> [Exercise directions]: Output the material below unchanged, apart from leaving out the pictures.

Records:
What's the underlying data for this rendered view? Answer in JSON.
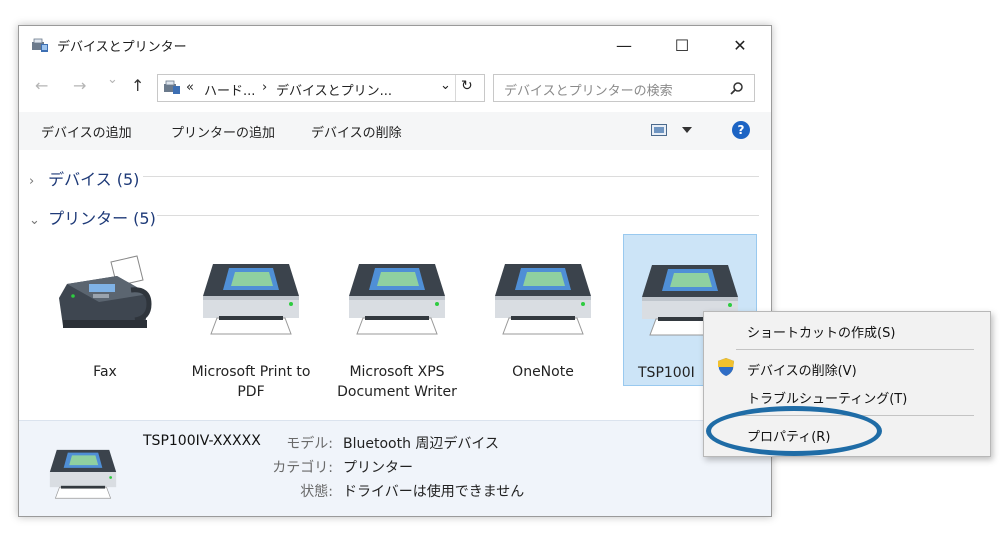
{
  "window": {
    "title": "デバイスとプリンター",
    "minimize_glyph": "—",
    "maximize_glyph": "☐",
    "close_glyph": "✕"
  },
  "address_bar": {
    "back_glyph": "←",
    "forward_glyph": "→",
    "recent_glyph": "⌄",
    "up_glyph": "↑",
    "overflow": "«",
    "crumbs": [
      "ハード...",
      "デバイスとプリン..."
    ],
    "separator": "›",
    "dropdown_glyph": "⌄",
    "refresh_glyph": "↻"
  },
  "search": {
    "placeholder": "デバイスとプリンターの検索",
    "icon": "search-icon"
  },
  "toolbar": {
    "add_device": "デバイスの追加",
    "add_printer": "プリンターの追加",
    "remove_device": "デバイスの削除",
    "help": "?"
  },
  "groups": {
    "devices": {
      "label": "デバイス (5)",
      "collapsed_glyph": "›"
    },
    "printers": {
      "label": "プリンター (5)",
      "expanded_glyph": "⌄"
    }
  },
  "printers": [
    {
      "label": "Fax",
      "icon": "fax-icon"
    },
    {
      "label": "Microsoft Print to PDF",
      "icon": "printer-icon"
    },
    {
      "label": "Microsoft XPS Document Writer",
      "icon": "printer-icon"
    },
    {
      "label": "OneNote",
      "icon": "printer-icon"
    },
    {
      "label": "TSP100IV-XXXXX",
      "label_visible": "TSP100I",
      "icon": "printer-icon",
      "selected": true
    }
  ],
  "details": {
    "name": "TSP100IV-XXXXX",
    "model_key": "モデル:",
    "model_value": "Bluetooth 周辺デバイス",
    "category_key": "カテゴリ:",
    "category_value": "プリンター",
    "status_key": "状態:",
    "status_value": "ドライバーは使用できません"
  },
  "context_menu": {
    "create_shortcut": "ショートカットの作成(S)",
    "remove_device": "デバイスの削除(V)",
    "troubleshoot": "トラブルシューティング(T)",
    "properties": "プロパティ(R)"
  },
  "colors": {
    "highlight_oval": "#1f6ca6",
    "selection": "#cce4f7",
    "group_header": "#1e3a78",
    "help": "#1c64c4"
  }
}
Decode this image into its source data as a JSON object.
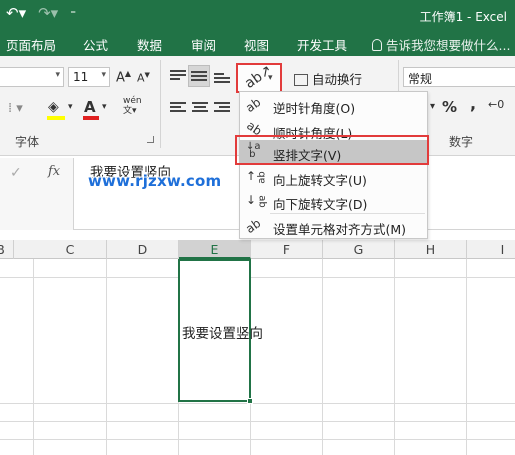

> [Reply to the exercise]:
What's the underlying data for this rendered view? Answer in JSON.
{
  "window": {
    "title": "デバイスとプリンター",
    "minimize_glyph": "—",
    "maximize_glyph": "☐",
    "close_glyph": "✕"
  },
  "address_bar": {
    "back_glyph": "←",
    "forward_glyph": "→",
    "recent_glyph": "⌄",
    "up_glyph": "↑",
    "overflow": "«",
    "crumbs": [
      "ハード...",
      "デバイスとプリン..."
    ],
    "separator": "›",
    "dropdown_glyph": "⌄",
    "refresh_glyph": "↻"
  },
  "search": {
    "placeholder": "デバイスとプリンターの検索",
    "icon": "search-icon"
  },
  "toolbar": {
    "add_device": "デバイスの追加",
    "add_printer": "プリンターの追加",
    "remove_device": "デバイスの削除",
    "help": "?"
  },
  "groups": {
    "devices": {
      "label": "デバイス (5)",
      "collapsed_glyph": "›"
    },
    "printers": {
      "label": "プリンター (5)",
      "expanded_glyph": "⌄"
    }
  },
  "printers": [
    {
      "label": "Fax",
      "icon": "fax-icon"
    },
    {
      "label": "Microsoft Print to PDF",
      "icon": "printer-icon"
    },
    {
      "label": "Microsoft XPS Document Writer",
      "icon": "printer-icon"
    },
    {
      "label": "OneNote",
      "icon": "printer-icon"
    },
    {
      "label": "TSP100IV-XXXXX",
      "label_visible": "TSP100I",
      "icon": "printer-icon",
      "selected": true
    }
  ],
  "details": {
    "name": "TSP100IV-XXXXX",
    "model_key": "モデル:",
    "model_value": "Bluetooth 周辺デバイス",
    "category_key": "カテゴリ:",
    "category_value": "プリンター",
    "status_key": "状態:",
    "status_value": "ドライバーは使用できません"
  },
  "context_menu": {
    "create_shortcut": "ショートカットの作成(S)",
    "remove_device": "デバイスの削除(V)",
    "troubleshoot": "トラブルシューティング(T)",
    "properties": "プロパティ(R)"
  },
  "colors": {
    "highlight_oval": "#1f6ca6",
    "selection": "#cce4f7",
    "group_header": "#1e3a78",
    "help": "#1c64c4"
  }
}
Decode this image into its source data as a JSON object.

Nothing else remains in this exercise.